## begin Material for this task

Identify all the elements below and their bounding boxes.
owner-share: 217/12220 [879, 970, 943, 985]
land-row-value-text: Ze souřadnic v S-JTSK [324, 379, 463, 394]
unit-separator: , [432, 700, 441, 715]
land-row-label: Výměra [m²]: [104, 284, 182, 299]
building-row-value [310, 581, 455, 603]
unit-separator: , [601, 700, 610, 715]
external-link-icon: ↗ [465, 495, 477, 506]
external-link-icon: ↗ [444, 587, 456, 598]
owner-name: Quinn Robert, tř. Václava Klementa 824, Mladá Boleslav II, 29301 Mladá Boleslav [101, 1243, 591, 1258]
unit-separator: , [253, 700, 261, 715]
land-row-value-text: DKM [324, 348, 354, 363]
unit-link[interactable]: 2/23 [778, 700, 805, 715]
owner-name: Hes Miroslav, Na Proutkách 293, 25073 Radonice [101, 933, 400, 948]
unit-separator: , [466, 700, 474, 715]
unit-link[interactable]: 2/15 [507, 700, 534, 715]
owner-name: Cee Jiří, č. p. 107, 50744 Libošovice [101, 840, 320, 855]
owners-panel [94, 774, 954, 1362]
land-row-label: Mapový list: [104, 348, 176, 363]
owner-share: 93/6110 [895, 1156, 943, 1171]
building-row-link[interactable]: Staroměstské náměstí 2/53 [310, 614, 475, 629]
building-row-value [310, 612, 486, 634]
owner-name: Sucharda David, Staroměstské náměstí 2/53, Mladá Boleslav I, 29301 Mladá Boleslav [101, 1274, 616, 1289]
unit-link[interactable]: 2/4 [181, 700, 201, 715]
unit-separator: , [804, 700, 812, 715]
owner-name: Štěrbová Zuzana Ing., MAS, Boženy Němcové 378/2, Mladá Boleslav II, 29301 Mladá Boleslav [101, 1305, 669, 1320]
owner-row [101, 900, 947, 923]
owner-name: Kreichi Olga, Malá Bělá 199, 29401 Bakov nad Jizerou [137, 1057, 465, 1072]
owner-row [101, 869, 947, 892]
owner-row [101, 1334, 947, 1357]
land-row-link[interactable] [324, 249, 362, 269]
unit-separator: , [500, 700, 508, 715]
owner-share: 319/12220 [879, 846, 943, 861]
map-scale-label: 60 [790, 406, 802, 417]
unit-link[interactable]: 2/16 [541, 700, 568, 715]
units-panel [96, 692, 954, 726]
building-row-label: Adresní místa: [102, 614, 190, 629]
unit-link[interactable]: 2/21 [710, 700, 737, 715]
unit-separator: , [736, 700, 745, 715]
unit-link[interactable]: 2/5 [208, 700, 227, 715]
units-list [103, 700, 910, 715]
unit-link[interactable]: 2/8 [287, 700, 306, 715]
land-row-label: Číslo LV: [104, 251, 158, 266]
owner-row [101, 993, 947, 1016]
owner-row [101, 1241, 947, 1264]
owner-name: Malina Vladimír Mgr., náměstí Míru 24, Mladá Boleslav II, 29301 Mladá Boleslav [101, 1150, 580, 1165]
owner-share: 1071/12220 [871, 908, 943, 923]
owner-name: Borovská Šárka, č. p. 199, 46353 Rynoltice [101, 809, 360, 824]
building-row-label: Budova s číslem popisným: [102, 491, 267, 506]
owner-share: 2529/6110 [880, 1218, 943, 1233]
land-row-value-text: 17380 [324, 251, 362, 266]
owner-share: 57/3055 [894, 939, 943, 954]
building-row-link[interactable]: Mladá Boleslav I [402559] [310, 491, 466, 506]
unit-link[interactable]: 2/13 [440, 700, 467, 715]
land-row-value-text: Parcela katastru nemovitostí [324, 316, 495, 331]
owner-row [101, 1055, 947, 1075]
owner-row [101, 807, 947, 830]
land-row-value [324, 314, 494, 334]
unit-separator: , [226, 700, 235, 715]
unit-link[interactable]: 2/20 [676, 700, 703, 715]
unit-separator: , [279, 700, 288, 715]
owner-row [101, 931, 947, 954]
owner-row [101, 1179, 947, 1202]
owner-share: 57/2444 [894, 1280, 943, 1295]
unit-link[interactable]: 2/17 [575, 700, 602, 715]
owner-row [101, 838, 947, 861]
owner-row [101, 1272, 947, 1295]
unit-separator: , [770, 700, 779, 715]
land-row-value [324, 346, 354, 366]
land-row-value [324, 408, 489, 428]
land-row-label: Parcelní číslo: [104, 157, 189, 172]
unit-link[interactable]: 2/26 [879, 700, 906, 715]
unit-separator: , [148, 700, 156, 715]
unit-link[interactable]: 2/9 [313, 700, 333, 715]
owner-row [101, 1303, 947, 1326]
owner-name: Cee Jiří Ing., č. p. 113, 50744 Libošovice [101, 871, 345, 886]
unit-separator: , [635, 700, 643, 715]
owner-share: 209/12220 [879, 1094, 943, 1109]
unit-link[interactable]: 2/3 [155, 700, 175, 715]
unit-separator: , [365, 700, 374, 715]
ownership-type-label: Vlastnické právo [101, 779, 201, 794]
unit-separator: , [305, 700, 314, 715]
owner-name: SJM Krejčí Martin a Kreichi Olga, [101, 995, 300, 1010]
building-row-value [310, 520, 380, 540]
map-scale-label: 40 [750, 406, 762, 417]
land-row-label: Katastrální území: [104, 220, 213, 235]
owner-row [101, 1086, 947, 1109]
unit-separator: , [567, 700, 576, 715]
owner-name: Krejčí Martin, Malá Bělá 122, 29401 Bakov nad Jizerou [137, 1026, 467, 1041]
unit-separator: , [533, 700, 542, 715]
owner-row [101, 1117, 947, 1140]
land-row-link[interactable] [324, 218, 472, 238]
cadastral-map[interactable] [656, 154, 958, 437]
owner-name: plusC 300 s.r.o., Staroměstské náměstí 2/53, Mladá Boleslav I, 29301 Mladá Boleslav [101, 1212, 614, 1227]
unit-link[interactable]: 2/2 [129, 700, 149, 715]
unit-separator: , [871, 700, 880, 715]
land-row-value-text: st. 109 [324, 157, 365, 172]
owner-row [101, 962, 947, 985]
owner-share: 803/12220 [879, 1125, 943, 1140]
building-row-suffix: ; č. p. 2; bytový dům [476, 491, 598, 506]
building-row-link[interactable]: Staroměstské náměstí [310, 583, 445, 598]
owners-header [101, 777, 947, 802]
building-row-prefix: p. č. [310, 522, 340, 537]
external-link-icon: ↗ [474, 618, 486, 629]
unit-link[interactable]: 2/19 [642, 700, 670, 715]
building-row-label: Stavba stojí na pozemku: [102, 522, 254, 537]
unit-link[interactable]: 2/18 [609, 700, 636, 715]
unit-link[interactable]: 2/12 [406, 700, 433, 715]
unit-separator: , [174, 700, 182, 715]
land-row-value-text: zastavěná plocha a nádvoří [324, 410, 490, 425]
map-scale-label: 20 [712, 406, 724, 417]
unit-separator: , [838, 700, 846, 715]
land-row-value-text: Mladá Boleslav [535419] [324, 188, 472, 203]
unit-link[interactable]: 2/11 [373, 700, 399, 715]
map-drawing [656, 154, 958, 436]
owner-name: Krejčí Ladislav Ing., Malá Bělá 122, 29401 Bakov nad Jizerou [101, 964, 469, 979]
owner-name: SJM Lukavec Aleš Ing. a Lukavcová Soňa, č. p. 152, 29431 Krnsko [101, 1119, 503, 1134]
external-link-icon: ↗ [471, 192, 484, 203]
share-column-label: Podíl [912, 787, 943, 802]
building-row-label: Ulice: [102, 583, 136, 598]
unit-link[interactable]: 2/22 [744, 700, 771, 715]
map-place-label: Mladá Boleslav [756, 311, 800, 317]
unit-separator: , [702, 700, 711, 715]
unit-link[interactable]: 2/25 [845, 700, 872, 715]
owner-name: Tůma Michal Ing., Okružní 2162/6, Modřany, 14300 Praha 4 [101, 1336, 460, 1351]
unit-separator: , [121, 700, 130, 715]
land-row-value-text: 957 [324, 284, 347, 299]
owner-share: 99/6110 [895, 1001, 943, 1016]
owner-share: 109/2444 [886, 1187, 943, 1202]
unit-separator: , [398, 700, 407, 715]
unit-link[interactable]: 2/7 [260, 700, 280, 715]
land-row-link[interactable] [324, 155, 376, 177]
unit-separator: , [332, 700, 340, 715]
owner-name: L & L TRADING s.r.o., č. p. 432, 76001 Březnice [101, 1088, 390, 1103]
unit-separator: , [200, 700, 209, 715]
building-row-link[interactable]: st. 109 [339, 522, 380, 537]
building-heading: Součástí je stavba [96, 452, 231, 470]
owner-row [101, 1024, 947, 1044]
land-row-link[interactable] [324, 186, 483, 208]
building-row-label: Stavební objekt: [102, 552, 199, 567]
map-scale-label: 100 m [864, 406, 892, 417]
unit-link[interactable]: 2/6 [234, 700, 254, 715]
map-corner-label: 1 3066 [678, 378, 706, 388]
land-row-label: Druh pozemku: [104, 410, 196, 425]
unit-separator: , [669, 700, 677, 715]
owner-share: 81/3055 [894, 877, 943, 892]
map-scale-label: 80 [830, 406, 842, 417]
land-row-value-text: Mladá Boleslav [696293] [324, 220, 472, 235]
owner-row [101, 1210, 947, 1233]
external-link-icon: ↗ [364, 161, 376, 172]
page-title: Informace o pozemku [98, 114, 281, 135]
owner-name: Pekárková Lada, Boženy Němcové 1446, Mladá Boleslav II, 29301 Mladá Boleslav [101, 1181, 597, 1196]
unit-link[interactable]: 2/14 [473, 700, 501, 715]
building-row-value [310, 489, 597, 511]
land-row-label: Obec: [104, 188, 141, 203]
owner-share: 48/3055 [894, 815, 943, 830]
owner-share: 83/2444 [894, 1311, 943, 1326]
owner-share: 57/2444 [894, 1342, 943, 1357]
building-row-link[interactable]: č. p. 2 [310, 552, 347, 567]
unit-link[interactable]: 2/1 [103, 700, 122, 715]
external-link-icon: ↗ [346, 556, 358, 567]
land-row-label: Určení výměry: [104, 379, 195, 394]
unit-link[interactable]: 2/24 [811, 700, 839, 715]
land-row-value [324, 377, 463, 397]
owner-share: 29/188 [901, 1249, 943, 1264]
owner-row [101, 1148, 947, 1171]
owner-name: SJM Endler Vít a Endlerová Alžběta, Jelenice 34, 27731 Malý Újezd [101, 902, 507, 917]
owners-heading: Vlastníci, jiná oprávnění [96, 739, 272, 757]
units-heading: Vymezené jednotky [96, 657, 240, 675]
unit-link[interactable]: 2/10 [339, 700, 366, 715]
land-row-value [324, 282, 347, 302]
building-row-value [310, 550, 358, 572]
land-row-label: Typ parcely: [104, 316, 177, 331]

## end Material for this task

- _Goal of the exercise_:
Reproduce the entries from the very first line through the line containing "owner-name: Kreichi Olga, Malá", both ends included.

- _Final result_:
Identify all the elements below and their bounding boxes.
owner-share: 217/12220 [879, 970, 943, 985]
land-row-value-text: Ze souřadnic v S-JTSK [324, 379, 463, 394]
unit-separator: , [432, 700, 441, 715]
land-row-label: Výměra [m²]: [104, 284, 182, 299]
building-row-value [310, 581, 455, 603]
unit-separator: , [601, 700, 610, 715]
external-link-icon: ↗ [465, 495, 477, 506]
external-link-icon: ↗ [444, 587, 456, 598]
owner-name: Quinn Robert, tř. Václava Klementa 824, Mladá Boleslav II, 29301 Mladá Boleslav [101, 1243, 591, 1258]
unit-separator: , [253, 700, 261, 715]
land-row-value-text: DKM [324, 348, 354, 363]
unit-link[interactable]: 2/23 [778, 700, 805, 715]
owner-name: Hes Miroslav, Na Proutkách 293, 25073 Radonice [101, 933, 400, 948]
unit-separator: , [466, 700, 474, 715]
unit-link[interactable]: 2/15 [507, 700, 534, 715]
owner-name: Cee Jiří, č. p. 107, 50744 Libošovice [101, 840, 320, 855]
owners-panel [94, 774, 954, 1362]
land-row-label: Mapový list: [104, 348, 176, 363]
owner-share: 93/6110 [895, 1156, 943, 1171]
building-row-link[interactable]: Staroměstské náměstí 2/53 [310, 614, 475, 629]
building-row-value [310, 612, 486, 634]
owner-name: Sucharda David, Staroměstské náměstí 2/53, Mladá Boleslav I, 29301 Mladá Boleslav [101, 1274, 616, 1289]
unit-link[interactable]: 2/4 [181, 700, 201, 715]
unit-separator: , [804, 700, 812, 715]
owner-name: Štěrbová Zuzana Ing., MAS, Boženy Němcové 378/2, Mladá Boleslav II, 29301 Mladá Boleslav [101, 1305, 669, 1320]
owner-row [101, 900, 947, 923]
owner-name: Kreichi Olga, Malá Bělá 199, 29401 Bakov nad Jizerou [137, 1057, 465, 1072]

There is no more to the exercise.